## TASK REQUIREMENTS
Exactly reproduce each entry, leaving out nothing.

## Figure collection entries
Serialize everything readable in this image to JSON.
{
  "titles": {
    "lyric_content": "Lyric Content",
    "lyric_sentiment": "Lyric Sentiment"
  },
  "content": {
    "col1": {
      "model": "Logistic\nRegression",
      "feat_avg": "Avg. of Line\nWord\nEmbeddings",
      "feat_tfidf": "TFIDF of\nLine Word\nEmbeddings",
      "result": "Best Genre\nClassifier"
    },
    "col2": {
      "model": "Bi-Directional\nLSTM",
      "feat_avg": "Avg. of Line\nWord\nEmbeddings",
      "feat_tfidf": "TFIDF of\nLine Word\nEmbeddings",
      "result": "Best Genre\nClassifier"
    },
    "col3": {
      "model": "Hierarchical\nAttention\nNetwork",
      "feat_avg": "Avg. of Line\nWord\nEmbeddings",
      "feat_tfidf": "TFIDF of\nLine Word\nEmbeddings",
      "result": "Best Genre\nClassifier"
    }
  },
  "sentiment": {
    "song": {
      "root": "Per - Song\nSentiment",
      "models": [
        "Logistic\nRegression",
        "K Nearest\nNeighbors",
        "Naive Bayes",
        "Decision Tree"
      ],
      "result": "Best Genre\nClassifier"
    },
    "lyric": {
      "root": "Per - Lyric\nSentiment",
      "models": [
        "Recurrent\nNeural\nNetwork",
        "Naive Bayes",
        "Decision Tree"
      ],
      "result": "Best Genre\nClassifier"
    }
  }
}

## SOLUTION TO THE PROBLEM
Serialize everything readable in this image to JSON.
{
  "titles": {
    "lyric_content": "Lyric Content",
    "lyric_sentiment": "Lyric Sentiment"
  },
  "content": {
    "col1": {
      "model": "Logistic\nRegression",
      "feat_avg": "Avg. of Line\nWord\nEmbeddings",
      "feat_tfidf": "TFIDF of\nLine Word\nEmbeddings",
      "result": "Best Genre\nClassifier"
    },
    "col2": {
      "model": "Bi-Directional\nLSTM",
      "feat_avg": "Avg. of Line\nWord\nEmbeddings",
      "feat_tfidf": "TFIDF of\nLine Word\nEmbeddings",
      "result": "Best Genre\nClassifier"
    },
    "col3": {
      "model": "Hierarchical\nAttention\nNetwork",
      "feat_avg": "Avg. of Line\nWord\nEmbeddings",
      "feat_tfidf": "TFIDF of\nLine Word\nEmbeddings",
      "result": "Best Genre\nClassifier"
    }
  },
  "sentiment": {
    "song": {
      "root": "Per - Song\nSentiment",
      "models": [
        "Logistic\nRegression",
        "K Nearest\nNeighbors",
        "Naive Bayes",
        "Decision Tree"
      ],
      "result": "Best Genre\nClassifier"
    },
    "lyric": {
      "root": "Per - Lyric\nSentiment",
      "models": [
        "Recurrent\nNeural\nNetwork",
        "Naive Bayes",
        "Decision Tree"
      ],
      "result": "Best Genre\nClassifier"
    }
  }
}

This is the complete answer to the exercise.